#### [TASK OBJECTIVE]
Gather every line in the records below that contains the string "each", and copy those lines unchanged.

#### [DATA EXCERPTS]
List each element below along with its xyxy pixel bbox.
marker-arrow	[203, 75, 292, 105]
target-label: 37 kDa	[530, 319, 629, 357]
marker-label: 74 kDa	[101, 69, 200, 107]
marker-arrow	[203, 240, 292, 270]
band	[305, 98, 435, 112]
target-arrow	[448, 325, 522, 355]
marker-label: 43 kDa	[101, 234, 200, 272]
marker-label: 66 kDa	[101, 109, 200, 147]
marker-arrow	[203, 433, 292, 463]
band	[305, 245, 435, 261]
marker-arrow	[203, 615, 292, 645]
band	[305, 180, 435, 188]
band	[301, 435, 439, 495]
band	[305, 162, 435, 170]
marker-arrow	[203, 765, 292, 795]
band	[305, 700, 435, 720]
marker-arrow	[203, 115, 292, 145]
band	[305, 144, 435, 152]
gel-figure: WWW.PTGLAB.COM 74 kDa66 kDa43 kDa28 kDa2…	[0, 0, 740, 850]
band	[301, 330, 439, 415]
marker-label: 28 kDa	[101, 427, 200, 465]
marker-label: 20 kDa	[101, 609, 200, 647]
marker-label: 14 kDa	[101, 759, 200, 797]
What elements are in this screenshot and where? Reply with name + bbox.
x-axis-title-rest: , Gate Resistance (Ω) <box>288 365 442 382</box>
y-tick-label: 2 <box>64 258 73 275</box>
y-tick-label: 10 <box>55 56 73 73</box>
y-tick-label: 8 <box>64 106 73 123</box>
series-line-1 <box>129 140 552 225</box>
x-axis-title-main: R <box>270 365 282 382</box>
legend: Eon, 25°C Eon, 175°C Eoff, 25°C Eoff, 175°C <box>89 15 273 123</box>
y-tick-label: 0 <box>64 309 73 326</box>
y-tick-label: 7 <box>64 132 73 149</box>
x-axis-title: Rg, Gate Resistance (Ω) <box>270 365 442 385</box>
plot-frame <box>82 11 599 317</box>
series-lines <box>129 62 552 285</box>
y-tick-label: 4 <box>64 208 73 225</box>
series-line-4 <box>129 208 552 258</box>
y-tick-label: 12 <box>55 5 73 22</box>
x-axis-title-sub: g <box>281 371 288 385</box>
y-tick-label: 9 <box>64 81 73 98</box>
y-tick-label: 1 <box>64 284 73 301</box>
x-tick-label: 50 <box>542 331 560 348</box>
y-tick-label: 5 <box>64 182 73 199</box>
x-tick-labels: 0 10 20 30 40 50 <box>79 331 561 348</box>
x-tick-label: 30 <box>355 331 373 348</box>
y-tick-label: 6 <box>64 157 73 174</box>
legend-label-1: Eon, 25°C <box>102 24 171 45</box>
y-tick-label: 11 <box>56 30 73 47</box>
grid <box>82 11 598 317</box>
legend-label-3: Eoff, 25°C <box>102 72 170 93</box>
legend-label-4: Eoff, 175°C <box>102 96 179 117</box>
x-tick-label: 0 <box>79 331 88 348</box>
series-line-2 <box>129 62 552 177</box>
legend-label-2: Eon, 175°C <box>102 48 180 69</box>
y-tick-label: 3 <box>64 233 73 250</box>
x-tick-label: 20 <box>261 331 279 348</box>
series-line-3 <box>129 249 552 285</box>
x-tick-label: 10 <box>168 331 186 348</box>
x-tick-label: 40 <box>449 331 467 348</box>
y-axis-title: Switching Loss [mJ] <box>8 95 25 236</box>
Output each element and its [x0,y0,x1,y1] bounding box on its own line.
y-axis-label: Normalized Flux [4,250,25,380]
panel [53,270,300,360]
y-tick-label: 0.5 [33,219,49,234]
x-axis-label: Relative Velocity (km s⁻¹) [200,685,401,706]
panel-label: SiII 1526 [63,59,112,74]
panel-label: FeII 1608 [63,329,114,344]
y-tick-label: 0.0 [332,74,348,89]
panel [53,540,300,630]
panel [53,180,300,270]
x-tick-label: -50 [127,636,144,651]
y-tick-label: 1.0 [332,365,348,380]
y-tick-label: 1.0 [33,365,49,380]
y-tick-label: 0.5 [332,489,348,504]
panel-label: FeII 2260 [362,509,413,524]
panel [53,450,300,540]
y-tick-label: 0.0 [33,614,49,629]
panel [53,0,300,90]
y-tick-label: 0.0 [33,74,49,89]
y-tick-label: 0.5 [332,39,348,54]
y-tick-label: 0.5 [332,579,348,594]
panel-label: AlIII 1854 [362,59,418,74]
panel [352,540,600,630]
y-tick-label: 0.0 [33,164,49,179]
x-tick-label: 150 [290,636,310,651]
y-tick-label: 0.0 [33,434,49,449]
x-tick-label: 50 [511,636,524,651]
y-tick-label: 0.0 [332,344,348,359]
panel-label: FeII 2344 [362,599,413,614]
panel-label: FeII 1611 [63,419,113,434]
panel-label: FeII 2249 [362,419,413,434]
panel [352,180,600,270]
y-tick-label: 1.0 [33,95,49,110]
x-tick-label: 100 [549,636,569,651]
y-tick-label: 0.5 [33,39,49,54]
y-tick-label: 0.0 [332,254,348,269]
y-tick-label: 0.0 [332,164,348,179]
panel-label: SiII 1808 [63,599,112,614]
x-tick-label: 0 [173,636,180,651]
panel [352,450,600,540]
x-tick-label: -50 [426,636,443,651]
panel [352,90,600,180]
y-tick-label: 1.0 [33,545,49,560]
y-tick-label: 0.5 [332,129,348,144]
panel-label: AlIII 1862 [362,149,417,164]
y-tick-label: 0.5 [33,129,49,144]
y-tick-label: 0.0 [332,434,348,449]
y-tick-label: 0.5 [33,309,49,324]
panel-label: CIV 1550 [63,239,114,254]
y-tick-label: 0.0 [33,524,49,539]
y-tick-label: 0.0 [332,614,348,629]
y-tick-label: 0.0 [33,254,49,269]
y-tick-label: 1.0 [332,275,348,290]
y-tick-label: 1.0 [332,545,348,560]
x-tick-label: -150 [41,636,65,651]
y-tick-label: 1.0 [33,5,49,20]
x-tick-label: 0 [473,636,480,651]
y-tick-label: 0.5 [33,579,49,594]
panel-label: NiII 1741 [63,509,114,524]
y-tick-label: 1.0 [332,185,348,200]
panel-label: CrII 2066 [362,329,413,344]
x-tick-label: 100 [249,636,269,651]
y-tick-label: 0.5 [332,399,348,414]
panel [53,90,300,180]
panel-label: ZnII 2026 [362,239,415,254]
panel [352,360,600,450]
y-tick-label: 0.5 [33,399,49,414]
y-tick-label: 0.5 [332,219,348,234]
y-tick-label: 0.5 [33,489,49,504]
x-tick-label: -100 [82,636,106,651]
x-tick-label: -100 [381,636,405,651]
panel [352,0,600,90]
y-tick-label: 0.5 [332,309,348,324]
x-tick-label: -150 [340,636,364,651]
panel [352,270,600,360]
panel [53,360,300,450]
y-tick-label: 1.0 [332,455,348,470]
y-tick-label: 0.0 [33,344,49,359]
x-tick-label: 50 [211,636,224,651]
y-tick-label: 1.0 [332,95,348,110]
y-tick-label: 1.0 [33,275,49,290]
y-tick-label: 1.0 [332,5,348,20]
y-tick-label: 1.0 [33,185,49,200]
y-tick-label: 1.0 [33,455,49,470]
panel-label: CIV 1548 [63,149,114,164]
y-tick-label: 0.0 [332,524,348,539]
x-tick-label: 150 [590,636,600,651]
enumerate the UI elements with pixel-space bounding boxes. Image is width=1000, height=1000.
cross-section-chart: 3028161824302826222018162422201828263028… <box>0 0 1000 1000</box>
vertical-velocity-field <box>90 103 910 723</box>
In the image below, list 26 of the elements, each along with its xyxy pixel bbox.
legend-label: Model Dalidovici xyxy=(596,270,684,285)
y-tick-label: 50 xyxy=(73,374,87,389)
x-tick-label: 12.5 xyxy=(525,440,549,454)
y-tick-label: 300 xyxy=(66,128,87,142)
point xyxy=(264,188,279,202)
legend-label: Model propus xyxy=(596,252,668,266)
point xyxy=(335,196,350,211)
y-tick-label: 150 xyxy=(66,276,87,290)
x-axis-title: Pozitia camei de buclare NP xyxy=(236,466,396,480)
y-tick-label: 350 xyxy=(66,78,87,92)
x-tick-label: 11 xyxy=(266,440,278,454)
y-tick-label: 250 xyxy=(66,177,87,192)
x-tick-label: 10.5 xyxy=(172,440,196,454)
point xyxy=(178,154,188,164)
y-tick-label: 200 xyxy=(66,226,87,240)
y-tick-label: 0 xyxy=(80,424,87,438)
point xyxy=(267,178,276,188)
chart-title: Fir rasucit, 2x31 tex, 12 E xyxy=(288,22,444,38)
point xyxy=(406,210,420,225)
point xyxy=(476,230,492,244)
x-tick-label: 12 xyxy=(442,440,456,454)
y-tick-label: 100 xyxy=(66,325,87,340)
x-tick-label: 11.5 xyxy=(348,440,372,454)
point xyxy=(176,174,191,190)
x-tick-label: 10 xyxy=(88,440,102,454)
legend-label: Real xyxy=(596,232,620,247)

#### [REPLY TO THE TASK]
List each element below along with its xyxy pixel bbox.
Output each element and its [x0,y0,x1,y1] bounding box on its own line.
In the image below, list 26 of the elements, each along with its xyxy pixel bbox.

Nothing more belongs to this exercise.